— Begin EXTRACTED INFORMATION —

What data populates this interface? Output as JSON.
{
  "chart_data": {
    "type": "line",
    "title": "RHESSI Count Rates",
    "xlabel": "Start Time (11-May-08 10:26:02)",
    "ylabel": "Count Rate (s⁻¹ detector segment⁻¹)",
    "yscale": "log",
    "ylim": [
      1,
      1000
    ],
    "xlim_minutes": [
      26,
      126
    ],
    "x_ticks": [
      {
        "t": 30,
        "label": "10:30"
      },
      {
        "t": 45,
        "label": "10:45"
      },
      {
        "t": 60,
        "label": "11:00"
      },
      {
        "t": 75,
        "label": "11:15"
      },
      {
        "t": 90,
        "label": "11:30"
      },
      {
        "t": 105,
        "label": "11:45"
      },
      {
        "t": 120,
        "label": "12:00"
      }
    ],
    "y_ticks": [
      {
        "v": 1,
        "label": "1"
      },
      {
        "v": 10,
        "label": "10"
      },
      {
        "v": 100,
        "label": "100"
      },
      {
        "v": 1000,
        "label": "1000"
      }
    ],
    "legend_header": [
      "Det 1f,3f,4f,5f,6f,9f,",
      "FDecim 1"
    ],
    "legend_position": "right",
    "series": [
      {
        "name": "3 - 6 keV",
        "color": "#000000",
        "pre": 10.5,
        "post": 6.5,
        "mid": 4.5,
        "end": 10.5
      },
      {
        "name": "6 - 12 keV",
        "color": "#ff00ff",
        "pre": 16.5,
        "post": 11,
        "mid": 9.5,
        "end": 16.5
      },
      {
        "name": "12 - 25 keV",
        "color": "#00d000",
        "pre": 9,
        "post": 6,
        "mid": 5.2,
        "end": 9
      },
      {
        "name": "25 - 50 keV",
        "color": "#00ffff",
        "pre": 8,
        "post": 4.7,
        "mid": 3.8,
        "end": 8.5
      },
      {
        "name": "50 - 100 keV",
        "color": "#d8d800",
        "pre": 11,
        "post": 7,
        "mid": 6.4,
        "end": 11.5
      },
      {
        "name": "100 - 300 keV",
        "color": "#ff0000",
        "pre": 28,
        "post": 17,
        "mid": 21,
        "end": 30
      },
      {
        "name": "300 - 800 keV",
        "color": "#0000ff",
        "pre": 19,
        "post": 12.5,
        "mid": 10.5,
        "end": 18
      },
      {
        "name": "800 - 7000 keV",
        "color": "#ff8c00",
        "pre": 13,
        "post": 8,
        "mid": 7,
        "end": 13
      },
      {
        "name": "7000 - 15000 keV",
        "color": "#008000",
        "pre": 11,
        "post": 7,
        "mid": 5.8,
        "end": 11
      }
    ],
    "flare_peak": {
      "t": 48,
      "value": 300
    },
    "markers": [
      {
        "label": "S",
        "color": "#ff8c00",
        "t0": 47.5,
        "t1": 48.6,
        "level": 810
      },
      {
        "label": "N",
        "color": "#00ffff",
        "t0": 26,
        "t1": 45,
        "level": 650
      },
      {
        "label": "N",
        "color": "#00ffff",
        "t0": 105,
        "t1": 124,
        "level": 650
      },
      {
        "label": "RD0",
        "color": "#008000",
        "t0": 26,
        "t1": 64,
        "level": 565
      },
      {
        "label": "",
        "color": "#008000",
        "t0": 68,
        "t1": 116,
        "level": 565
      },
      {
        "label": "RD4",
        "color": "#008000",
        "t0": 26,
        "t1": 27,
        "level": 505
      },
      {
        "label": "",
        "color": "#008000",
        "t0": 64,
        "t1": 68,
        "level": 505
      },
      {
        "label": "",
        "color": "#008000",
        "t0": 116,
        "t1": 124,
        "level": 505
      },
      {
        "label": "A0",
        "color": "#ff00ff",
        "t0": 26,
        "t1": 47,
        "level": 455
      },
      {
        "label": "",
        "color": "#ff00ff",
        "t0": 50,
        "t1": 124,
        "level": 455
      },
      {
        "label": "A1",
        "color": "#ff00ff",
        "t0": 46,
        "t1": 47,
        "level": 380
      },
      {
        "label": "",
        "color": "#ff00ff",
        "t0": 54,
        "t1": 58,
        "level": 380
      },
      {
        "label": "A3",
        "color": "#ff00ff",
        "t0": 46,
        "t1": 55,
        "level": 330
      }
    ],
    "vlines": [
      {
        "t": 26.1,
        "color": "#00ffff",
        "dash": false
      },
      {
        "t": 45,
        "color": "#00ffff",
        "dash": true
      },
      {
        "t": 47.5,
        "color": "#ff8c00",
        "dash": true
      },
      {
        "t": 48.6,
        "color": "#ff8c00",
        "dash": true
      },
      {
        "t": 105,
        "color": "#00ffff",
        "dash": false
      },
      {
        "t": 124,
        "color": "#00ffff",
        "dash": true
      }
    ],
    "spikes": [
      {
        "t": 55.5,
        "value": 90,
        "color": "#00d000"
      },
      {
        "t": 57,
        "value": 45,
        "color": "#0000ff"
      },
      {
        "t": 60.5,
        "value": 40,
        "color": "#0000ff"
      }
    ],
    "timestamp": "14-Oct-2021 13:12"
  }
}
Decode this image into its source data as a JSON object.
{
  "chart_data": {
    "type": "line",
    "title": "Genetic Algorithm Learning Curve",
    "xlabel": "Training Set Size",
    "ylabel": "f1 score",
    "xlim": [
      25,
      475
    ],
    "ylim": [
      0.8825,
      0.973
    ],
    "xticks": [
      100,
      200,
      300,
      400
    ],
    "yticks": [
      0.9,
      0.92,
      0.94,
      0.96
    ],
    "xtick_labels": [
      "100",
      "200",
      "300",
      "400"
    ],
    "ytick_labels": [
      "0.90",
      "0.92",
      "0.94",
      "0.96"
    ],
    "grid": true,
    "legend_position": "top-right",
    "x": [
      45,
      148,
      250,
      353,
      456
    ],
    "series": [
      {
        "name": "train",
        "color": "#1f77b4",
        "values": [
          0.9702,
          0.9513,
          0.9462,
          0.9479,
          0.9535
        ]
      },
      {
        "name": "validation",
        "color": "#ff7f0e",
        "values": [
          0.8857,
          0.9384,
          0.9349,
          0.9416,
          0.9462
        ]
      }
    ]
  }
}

— End EXTRACTED INFORMATION —

Reproduce the material above without altering a single character.

▶ EXERCISE RESPONSE:
What data populates this interface? Output as JSON.
{
  "chart_data": {
    "type": "line",
    "title": "RHESSI Count Rates",
    "xlabel": "Start Time (11-May-08 10:26:02)",
    "ylabel": "Count Rate (s⁻¹ detector segment⁻¹)",
    "yscale": "log",
    "ylim": [
      1,
      1000
    ],
    "xlim_minutes": [
      26,
      126
    ],
    "x_ticks": [
      {
        "t": 30,
        "label": "10:30"
      },
      {
        "t": 45,
        "label": "10:45"
      },
      {
        "t": 60,
        "label": "11:00"
      },
      {
        "t": 75,
        "label": "11:15"
      },
      {
        "t": 90,
        "label": "11:30"
      },
      {
        "t": 105,
        "label": "11:45"
      },
      {
        "t": 120,
        "label": "12:00"
      }
    ],
    "y_ticks": [
      {
        "v": 1,
        "label": "1"
      },
      {
        "v": 10,
        "label": "10"
      },
      {
        "v": 100,
        "label": "100"
      },
      {
        "v": 1000,
        "label": "1000"
      }
    ],
    "legend_header": [
      "Det 1f,3f,4f,5f,6f,9f,",
      "FDecim 1"
    ],
    "legend_position": "right",
    "series": [
      {
        "name": "3 - 6 keV",
        "color": "#000000",
        "pre": 10.5,
        "post": 6.5,
        "mid": 4.5,
        "end": 10.5
      },
      {
        "name": "6 - 12 keV",
        "color": "#ff00ff",
        "pre": 16.5,
        "post": 11,
        "mid": 9.5,
        "end": 16.5
      },
      {
        "name": "12 - 25 keV",
        "color": "#00d000",
        "pre": 9,
        "post": 6,
        "mid": 5.2,
        "end": 9
      },
      {
        "name": "25 - 50 keV",
        "color": "#00ffff",
        "pre": 8,
        "post": 4.7,
        "mid": 3.8,
        "end": 8.5
      },
      {
        "name": "50 - 100 keV",
        "color": "#d8d800",
        "pre": 11,
        "post": 7,
        "mid": 6.4,
        "end": 11.5
      },
      {
        "name": "100 - 300 keV",
        "color": "#ff0000",
        "pre": 28,
        "post": 17,
        "mid": 21,
        "end": 30
      },
      {
        "name": "300 - 800 keV",
        "color": "#0000ff",
        "pre": 19,
        "post": 12.5,
        "mid": 10.5,
        "end": 18
      },
      {
        "name": "800 - 7000 keV",
        "color": "#ff8c00",
        "pre": 13,
        "post": 8,
        "mid": 7,
        "end": 13
      },
      {
        "name": "7000 - 15000 keV",
        "color": "#008000",
        "pre": 11,
        "post": 7,
        "mid": 5.8,
        "end": 11
      }
    ],
    "flare_peak": {
      "t": 48,
      "value": 300
    },
    "markers": [
      {
        "label": "S",
        "color": "#ff8c00",
        "t0": 47.5,
        "t1": 48.6,
        "level": 810
      },
      {
        "label": "N",
        "color": "#00ffff",
        "t0": 26,
        "t1": 45,
        "level": 650
      },
      {
        "label": "N",
        "color": "#00ffff",
        "t0": 105,
        "t1": 124,
        "level": 650
      },
      {
        "label": "RD0",
        "color": "#008000",
        "t0": 26,
        "t1": 64,
        "level": 565
      },
      {
        "label": "",
        "color": "#008000",
        "t0": 68,
        "t1": 116,
        "level": 565
      },
      {
        "label": "RD4",
        "color": "#008000",
        "t0": 26,
        "t1": 27,
        "level": 505
      },
      {
        "label": "",
        "color": "#008000",
        "t0": 64,
        "t1": 68,
        "level": 505
      },
      {
        "label": "",
        "color": "#008000",
        "t0": 116,
        "t1": 124,
        "level": 505
      },
      {
        "label": "A0",
        "color": "#ff00ff",
        "t0": 26,
        "t1": 47,
        "level": 455
      },
      {
        "label": "",
        "color": "#ff00ff",
        "t0": 50,
        "t1": 124,
        "level": 455
      },
      {
        "label": "A1",
        "color": "#ff00ff",
        "t0": 46,
        "t1": 47,
        "level": 380
      },
      {
        "label": "",
        "color": "#ff00ff",
        "t0": 54,
        "t1": 58,
        "level": 380
      },
      {
        "label": "A3",
        "color": "#ff00ff",
        "t0": 46,
        "t1": 55,
        "level": 330
      }
    ],
    "vlines": [
      {
        "t": 26.1,
        "color": "#00ffff",
        "dash": false
      },
      {
        "t": 45,
        "color": "#00ffff",
        "dash": true
      },
      {
        "t": 47.5,
        "color": "#ff8c00",
        "dash": true
      },
      {
        "t": 48.6,
        "color": "#ff8c00",
        "dash": true
      },
      {
        "t": 105,
        "color": "#00ffff",
        "dash": false
      },
      {
        "t": 124,
        "color": "#00ffff",
        "dash": true
      }
    ],
    "spikes": [
      {
        "t": 55.5,
        "value": 90,
        "color": "#00d000"
      },
      {
        "t": 57,
        "value": 45,
        "color": "#0000ff"
      },
      {
        "t": 60.5,
        "value": 40,
        "color": "#0000ff"
      }
    ],
    "timestamp": "14-Oct-2021 13:12"
  }
}
Decode this image into its source data as a JSON object.
{
  "chart_data": {
    "type": "line",
    "title": "Genetic Algorithm Learning Curve",
    "xlabel": "Training Set Size",
    "ylabel": "f1 score",
    "xlim": [
      25,
      475
    ],
    "ylim": [
      0.8825,
      0.973
    ],
    "xticks": [
      100,
      200,
      300,
      400
    ],
    "yticks": [
      0.9,
      0.92,
      0.94,
      0.96
    ],
    "xtick_labels": [
      "100",
      "200",
      "300",
      "400"
    ],
    "ytick_labels": [
      "0.90",
      "0.92",
      "0.94",
      "0.96"
    ],
    "grid": true,
    "legend_position": "top-right",
    "x": [
      45,
      148,
      250,
      353,
      456
    ],
    "series": [
      {
        "name": "train",
        "color": "#1f77b4",
        "values": [
          0.9702,
          0.9513,
          0.9462,
          0.9479,
          0.9535
        ]
      },
      {
        "name": "validation",
        "color": "#ff7f0e",
        "values": [
          0.8857,
          0.9384,
          0.9349,
          0.9416,
          0.9462
        ]
      }
    ]
  }
}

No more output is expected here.